= Task goal =
Copy all the material below, exactly as it stands.

(Data excerpts)
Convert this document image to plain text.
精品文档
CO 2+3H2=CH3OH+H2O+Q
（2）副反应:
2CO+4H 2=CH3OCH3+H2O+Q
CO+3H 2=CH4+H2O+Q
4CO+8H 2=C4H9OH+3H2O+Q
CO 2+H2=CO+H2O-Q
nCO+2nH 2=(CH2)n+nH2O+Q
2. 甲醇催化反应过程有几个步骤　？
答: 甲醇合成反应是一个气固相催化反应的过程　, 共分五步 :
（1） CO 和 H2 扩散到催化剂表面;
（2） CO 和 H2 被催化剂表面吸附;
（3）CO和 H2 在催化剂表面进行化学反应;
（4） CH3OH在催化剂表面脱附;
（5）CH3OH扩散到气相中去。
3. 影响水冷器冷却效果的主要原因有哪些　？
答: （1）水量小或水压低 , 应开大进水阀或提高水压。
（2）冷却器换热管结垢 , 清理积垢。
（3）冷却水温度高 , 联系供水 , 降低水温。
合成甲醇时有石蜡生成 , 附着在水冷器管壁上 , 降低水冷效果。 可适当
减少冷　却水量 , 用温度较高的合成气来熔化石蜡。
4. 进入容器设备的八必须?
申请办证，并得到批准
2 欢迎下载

= The result =
Convert this document image to plain text.
精品文档
CO 2+3H2=CH3OH+H2O+Q
（2）副反应:
2CO+4H 2=CH3OCH3+H2O+Q
CO+3H 2=CH4+H2O+Q
4CO+8H 2=C4H9OH+3H2O+Q
CO 2+H2=CO+H2O-Q
nCO+2nH 2=(CH2)n+nH2O+Q
2. 甲醇催化反应过程有几个步骤　？
答: 甲醇合成反应是一个气固相催化反应的过程　, 共分五步 :
（1） CO 和 H2 扩散到催化剂表面;
（2） CO 和 H2 被催化剂表面吸附;
（3）CO和 H2 在催化剂表面进行化学反应;
（4） CH3OH在催化剂表面脱附;
（5）CH3OH扩散到气相中去。
3. 影响水冷器冷却效果的主要原因有哪些　？
答: （1）水量小或水压低 , 应开大进水阀或提高水压。
（2）冷却器换热管结垢 , 清理积垢。
（3）冷却水温度高 , 联系供水 , 降低水温。
合成甲醇时有石蜡生成 , 附着在水冷器管壁上 , 降低水冷效果。 可适当
减少冷　却水量 , 用温度较高的合成气来熔化石蜡。
4. 进入容器设备的八必须?
申请办证，并得到批准
2 欢迎下载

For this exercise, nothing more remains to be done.